■ WHAT THIS TASK INVOLVES
Restate, word for word, every line of the data.

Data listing

____

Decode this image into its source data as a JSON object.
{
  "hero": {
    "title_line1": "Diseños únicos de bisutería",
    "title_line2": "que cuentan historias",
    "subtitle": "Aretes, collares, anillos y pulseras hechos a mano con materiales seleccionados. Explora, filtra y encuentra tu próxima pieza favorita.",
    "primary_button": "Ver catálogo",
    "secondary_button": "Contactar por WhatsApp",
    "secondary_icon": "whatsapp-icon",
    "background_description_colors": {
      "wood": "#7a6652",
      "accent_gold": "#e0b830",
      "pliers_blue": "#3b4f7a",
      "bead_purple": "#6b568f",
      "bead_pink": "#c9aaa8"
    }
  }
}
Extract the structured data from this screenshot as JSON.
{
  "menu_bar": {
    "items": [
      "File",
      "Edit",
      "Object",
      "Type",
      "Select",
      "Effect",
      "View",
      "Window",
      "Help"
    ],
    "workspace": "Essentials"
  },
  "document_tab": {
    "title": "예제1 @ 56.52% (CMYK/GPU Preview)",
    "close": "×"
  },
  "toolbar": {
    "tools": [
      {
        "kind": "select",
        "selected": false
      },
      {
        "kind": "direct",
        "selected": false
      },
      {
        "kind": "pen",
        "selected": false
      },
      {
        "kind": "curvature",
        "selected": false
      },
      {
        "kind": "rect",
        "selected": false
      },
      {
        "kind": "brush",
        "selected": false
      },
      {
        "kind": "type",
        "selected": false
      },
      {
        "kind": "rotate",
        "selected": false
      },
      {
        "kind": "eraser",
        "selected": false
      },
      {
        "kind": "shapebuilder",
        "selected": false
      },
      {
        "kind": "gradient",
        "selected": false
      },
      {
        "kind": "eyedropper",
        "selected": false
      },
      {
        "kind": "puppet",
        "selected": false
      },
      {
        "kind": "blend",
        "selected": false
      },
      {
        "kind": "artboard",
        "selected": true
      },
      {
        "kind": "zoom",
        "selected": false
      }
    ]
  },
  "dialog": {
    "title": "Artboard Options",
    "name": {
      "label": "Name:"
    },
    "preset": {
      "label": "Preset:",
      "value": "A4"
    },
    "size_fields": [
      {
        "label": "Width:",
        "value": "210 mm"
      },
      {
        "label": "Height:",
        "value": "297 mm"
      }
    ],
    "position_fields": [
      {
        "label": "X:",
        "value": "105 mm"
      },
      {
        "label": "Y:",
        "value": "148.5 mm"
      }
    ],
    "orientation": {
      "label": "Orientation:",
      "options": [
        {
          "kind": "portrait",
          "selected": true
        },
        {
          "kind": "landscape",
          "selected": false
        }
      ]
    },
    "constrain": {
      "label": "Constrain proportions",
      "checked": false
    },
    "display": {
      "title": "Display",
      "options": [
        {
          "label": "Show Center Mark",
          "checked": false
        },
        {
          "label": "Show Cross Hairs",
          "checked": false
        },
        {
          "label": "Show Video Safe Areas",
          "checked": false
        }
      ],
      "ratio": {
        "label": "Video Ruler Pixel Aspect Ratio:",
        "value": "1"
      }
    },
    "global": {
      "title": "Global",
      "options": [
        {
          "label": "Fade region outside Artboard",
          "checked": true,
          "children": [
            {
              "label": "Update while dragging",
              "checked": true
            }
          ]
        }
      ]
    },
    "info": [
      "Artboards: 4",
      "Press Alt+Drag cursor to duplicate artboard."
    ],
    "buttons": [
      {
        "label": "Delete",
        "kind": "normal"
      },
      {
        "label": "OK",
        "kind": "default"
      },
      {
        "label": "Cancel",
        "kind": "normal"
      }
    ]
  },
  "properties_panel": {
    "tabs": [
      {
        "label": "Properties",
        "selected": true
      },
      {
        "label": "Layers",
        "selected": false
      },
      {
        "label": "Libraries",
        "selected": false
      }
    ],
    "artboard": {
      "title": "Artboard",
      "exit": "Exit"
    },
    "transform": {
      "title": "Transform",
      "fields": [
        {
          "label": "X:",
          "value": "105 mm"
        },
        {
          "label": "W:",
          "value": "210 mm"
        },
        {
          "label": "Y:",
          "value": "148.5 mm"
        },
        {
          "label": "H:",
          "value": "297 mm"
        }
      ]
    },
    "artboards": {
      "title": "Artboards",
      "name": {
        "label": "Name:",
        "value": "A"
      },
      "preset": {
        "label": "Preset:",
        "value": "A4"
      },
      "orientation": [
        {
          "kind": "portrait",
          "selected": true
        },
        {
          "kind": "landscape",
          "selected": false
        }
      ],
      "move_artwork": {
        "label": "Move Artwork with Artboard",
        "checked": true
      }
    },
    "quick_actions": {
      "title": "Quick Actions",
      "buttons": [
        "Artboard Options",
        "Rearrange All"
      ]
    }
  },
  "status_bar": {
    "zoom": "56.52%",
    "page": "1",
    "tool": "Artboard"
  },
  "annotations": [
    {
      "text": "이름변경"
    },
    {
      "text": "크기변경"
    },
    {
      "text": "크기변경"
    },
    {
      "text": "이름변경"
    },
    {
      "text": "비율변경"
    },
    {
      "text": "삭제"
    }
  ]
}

____

■ EXPECTED ANSWER
Decode this image into its source data as a JSON object.
{
  "hero": {
    "title_line1": "Diseños únicos de bisutería",
    "title_line2": "que cuentan historias",
    "subtitle": "Aretes, collares, anillos y pulseras hechos a mano con materiales seleccionados. Explora, filtra y encuentra tu próxima pieza favorita.",
    "primary_button": "Ver catálogo",
    "secondary_button": "Contactar por WhatsApp",
    "secondary_icon": "whatsapp-icon",
    "background_description_colors": {
      "wood": "#7a6652",
      "accent_gold": "#e0b830",
      "pliers_blue": "#3b4f7a",
      "bead_purple": "#6b568f",
      "bead_pink": "#c9aaa8"
    }
  }
}
Extract the structured data from this screenshot as JSON.
{
  "menu_bar": {
    "items": [
      "File",
      "Edit",
      "Object",
      "Type",
      "Select",
      "Effect",
      "View",
      "Window",
      "Help"
    ],
    "workspace": "Essentials"
  },
  "document_tab": {
    "title": "예제1 @ 56.52% (CMYK/GPU Preview)",
    "close": "×"
  },
  "toolbar": {
    "tools": [
      {
        "kind": "select",
        "selected": false
      },
      {
        "kind": "direct",
        "selected": false
      },
      {
        "kind": "pen",
        "selected": false
      },
      {
        "kind": "curvature",
        "selected": false
      },
      {
        "kind": "rect",
        "selected": false
      },
      {
        "kind": "brush",
        "selected": false
      },
      {
        "kind": "type",
        "selected": false
      },
      {
        "kind": "rotate",
        "selected": false
      },
      {
        "kind": "eraser",
        "selected": false
      },
      {
        "kind": "shapebuilder",
        "selected": false
      },
      {
        "kind": "gradient",
        "selected": false
      },
      {
        "kind": "eyedropper",
        "selected": false
      },
      {
        "kind": "puppet",
        "selected": false
      },
      {
        "kind": "blend",
        "selected": false
      },
      {
        "kind": "artboard",
        "selected": true
      },
      {
        "kind": "zoom",
        "selected": false
      }
    ]
  },
  "dialog": {
    "title": "Artboard Options",
    "name": {
      "label": "Name:"
    },
    "preset": {
      "label": "Preset:",
      "value": "A4"
    },
    "size_fields": [
      {
        "label": "Width:",
        "value": "210 mm"
      },
      {
        "label": "Height:",
        "value": "297 mm"
      }
    ],
    "position_fields": [
      {
        "label": "X:",
        "value": "105 mm"
      },
      {
        "label": "Y:",
        "value": "148.5 mm"
      }
    ],
    "orientation": {
      "label": "Orientation:",
      "options": [
        {
          "kind": "portrait",
          "selected": true
        },
        {
          "kind": "landscape",
          "selected": false
        }
      ]
    },
    "constrain": {
      "label": "Constrain proportions",
      "checked": false
    },
    "display": {
      "title": "Display",
      "options": [
        {
          "label": "Show Center Mark",
          "checked": false
        },
        {
          "label": "Show Cross Hairs",
          "checked": false
        },
        {
          "label": "Show Video Safe Areas",
          "checked": false
        }
      ],
      "ratio": {
        "label": "Video Ruler Pixel Aspect Ratio:",
        "value": "1"
      }
    },
    "global": {
      "title": "Global",
      "options": [
        {
          "label": "Fade region outside Artboard",
          "checked": true,
          "children": [
            {
              "label": "Update while dragging",
              "checked": true
            }
          ]
        }
      ]
    },
    "info": [
      "Artboards: 4",
      "Press Alt+Drag cursor to duplicate artboard."
    ],
    "buttons": [
      {
        "label": "Delete",
        "kind": "normal"
      },
      {
        "label": "OK",
        "kind": "default"
      },
      {
        "label": "Cancel",
        "kind": "normal"
      }
    ]
  },
  "properties_panel": {
    "tabs": [
      {
        "label": "Properties",
        "selected": true
      },
      {
        "label": "Layers",
        "selected": false
      },
      {
        "label": "Libraries",
        "selected": false
      }
    ],
    "artboard": {
      "title": "Artboard",
      "exit": "Exit"
    },
    "transform": {
      "title": "Transform",
      "fields": [
        {
          "label": "X:",
          "value": "105 mm"
        },
        {
          "label": "W:",
          "value": "210 mm"
        },
        {
          "label": "Y:",
          "value": "148.5 mm"
        },
        {
          "label": "H:",
          "value": "297 mm"
        }
      ]
    },
    "artboards": {
      "title": "Artboards",
      "name": {
        "label": "Name:",
        "value": "A"
      },
      "preset": {
        "label": "Preset:",
        "value": "A4"
      },
      "orientation": [
        {
          "kind": "portrait",
          "selected": true
        },
        {
          "kind": "landscape",
          "selected": false
        }
      ],
      "move_artwork": {
        "label": "Move Artwork with Artboard",
        "checked": true
      }
    },
    "quick_actions": {
      "title": "Quick Actions",
      "buttons": [
        "Artboard Options",
        "Rearrange All"
      ]
    }
  },
  "status_bar": {
    "zoom": "56.52%",
    "page": "1",
    "tool": "Artboard"
  },
  "annotations": [
    {
      "text": "이름변경"
    },
    {
      "text": "크기변경"
    },
    {
      "text": "크기변경"
    },
    {
      "text": "이름변경"
    },
    {
      "text": "비율변경"
    },
    {
      "text": "삭제"
    }
  ]
}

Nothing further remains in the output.